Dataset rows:
[start]
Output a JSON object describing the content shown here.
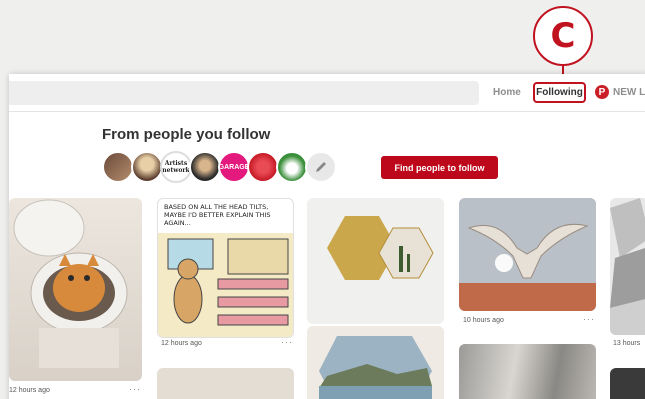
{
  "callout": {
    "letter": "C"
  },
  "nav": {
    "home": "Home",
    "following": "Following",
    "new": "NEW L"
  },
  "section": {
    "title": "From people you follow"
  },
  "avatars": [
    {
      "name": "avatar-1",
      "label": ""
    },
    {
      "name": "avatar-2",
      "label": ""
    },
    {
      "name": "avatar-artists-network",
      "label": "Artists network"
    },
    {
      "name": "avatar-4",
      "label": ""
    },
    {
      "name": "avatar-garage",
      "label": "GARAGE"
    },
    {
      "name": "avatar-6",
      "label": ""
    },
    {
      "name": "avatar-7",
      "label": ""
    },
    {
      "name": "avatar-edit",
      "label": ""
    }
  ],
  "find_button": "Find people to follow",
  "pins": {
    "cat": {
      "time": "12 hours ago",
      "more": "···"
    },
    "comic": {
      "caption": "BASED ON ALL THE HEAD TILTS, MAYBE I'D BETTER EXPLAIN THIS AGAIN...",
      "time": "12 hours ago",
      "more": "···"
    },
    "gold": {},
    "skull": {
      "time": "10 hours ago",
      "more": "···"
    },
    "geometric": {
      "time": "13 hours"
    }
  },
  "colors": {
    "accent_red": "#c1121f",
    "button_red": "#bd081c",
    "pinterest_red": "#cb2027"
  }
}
[end]
## Required task
Repeat the material above in full and exactly, omitting the pictures.

## Task output
Output a JSON object describing the content shown here.
{
  "callout": {
    "letter": "C"
  },
  "nav": {
    "home": "Home",
    "following": "Following",
    "new": "NEW L"
  },
  "section": {
    "title": "From people you follow"
  },
  "avatars": [
    {
      "name": "avatar-1",
      "label": ""
    },
    {
      "name": "avatar-2",
      "label": ""
    },
    {
      "name": "avatar-artists-network",
      "label": "Artists network"
    },
    {
      "name": "avatar-4",
      "label": ""
    },
    {
      "name": "avatar-garage",
      "label": "GARAGE"
    },
    {
      "name": "avatar-6",
      "label": ""
    },
    {
      "name": "avatar-7",
      "label": ""
    },
    {
      "name": "avatar-edit",
      "label": ""
    }
  ],
  "find_button": "Find people to follow",
  "pins": {
    "cat": {
      "time": "12 hours ago",
      "more": "···"
    },
    "comic": {
      "caption": "BASED ON ALL THE HEAD TILTS, MAYBE I'D BETTER EXPLAIN THIS AGAIN...",
      "time": "12 hours ago",
      "more": "···"
    },
    "gold": {},
    "skull": {
      "time": "10 hours ago",
      "more": "···"
    },
    "geometric": {
      "time": "13 hours"
    }
  },
  "colors": {
    "accent_red": "#c1121f",
    "button_red": "#bd081c",
    "pinterest_red": "#cb2027"
  }
}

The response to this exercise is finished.